(Figure dataset records)
↓↓↓

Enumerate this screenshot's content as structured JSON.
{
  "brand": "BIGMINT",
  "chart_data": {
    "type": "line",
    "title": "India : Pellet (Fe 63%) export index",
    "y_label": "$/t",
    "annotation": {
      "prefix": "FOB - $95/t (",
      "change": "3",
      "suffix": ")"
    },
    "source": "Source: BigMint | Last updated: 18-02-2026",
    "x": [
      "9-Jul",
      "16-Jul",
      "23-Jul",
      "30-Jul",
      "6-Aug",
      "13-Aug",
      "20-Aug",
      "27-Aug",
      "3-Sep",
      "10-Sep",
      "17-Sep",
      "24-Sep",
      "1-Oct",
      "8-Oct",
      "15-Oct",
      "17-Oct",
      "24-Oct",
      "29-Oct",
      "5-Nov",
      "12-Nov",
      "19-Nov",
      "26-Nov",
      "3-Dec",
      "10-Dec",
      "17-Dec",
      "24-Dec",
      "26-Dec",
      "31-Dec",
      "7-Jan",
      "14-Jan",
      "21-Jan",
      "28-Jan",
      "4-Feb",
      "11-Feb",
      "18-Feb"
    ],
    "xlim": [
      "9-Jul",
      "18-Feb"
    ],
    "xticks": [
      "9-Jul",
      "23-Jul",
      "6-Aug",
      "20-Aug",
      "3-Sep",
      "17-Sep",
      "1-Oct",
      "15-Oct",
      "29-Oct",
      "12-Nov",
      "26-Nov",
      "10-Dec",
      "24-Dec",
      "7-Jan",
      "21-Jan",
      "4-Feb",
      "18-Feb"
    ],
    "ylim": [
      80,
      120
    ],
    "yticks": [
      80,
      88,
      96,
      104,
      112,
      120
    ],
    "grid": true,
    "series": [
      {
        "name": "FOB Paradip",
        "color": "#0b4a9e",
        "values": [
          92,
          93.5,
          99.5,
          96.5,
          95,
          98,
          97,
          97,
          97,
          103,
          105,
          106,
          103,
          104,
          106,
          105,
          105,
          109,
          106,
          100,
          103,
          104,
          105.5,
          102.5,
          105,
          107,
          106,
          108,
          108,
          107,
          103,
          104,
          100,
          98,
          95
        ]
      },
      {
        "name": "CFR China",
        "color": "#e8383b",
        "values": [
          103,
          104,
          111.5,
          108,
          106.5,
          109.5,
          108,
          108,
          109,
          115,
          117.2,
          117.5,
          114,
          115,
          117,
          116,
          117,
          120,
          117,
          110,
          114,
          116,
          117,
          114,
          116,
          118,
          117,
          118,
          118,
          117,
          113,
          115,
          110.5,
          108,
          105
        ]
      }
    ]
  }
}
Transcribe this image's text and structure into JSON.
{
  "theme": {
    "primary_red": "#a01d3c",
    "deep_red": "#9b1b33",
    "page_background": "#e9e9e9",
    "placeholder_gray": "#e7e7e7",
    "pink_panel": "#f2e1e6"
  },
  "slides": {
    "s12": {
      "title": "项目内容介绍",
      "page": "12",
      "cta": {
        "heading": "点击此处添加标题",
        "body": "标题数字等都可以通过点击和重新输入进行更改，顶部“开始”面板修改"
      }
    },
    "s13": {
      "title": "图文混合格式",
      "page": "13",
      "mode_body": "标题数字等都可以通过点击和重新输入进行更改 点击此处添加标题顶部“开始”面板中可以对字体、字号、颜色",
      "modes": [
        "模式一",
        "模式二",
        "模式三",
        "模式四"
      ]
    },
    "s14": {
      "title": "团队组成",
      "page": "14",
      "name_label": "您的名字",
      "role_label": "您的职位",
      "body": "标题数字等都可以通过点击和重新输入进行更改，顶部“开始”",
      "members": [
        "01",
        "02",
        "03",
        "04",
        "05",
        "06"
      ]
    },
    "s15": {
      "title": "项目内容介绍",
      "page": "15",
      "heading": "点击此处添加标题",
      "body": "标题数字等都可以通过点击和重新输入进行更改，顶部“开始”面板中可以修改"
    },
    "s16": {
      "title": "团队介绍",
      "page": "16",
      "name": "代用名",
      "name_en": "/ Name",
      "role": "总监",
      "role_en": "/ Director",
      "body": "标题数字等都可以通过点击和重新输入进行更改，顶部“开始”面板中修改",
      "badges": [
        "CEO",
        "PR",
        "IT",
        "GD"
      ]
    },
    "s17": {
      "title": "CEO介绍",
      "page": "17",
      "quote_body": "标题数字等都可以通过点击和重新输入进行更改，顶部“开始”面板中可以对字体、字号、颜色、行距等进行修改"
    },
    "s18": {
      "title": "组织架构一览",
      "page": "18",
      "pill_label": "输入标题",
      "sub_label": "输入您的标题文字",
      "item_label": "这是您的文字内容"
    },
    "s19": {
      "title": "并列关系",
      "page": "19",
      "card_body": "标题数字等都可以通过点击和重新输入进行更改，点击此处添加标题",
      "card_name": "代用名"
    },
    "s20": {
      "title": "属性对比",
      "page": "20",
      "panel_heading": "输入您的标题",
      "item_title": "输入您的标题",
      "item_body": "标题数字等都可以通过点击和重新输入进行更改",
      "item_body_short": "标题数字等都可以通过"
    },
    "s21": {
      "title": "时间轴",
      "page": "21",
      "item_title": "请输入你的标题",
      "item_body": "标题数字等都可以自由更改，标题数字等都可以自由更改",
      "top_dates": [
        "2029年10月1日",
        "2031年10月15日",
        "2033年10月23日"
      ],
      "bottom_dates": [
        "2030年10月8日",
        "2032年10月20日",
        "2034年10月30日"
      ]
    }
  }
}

↑↑↑

**Task directions:**
Sift through the entries and copy every line with "this".

**Solved problem:**
Enumerate this screenshot's content as structured JSON.
Transcribe this image's text and structure into JSON.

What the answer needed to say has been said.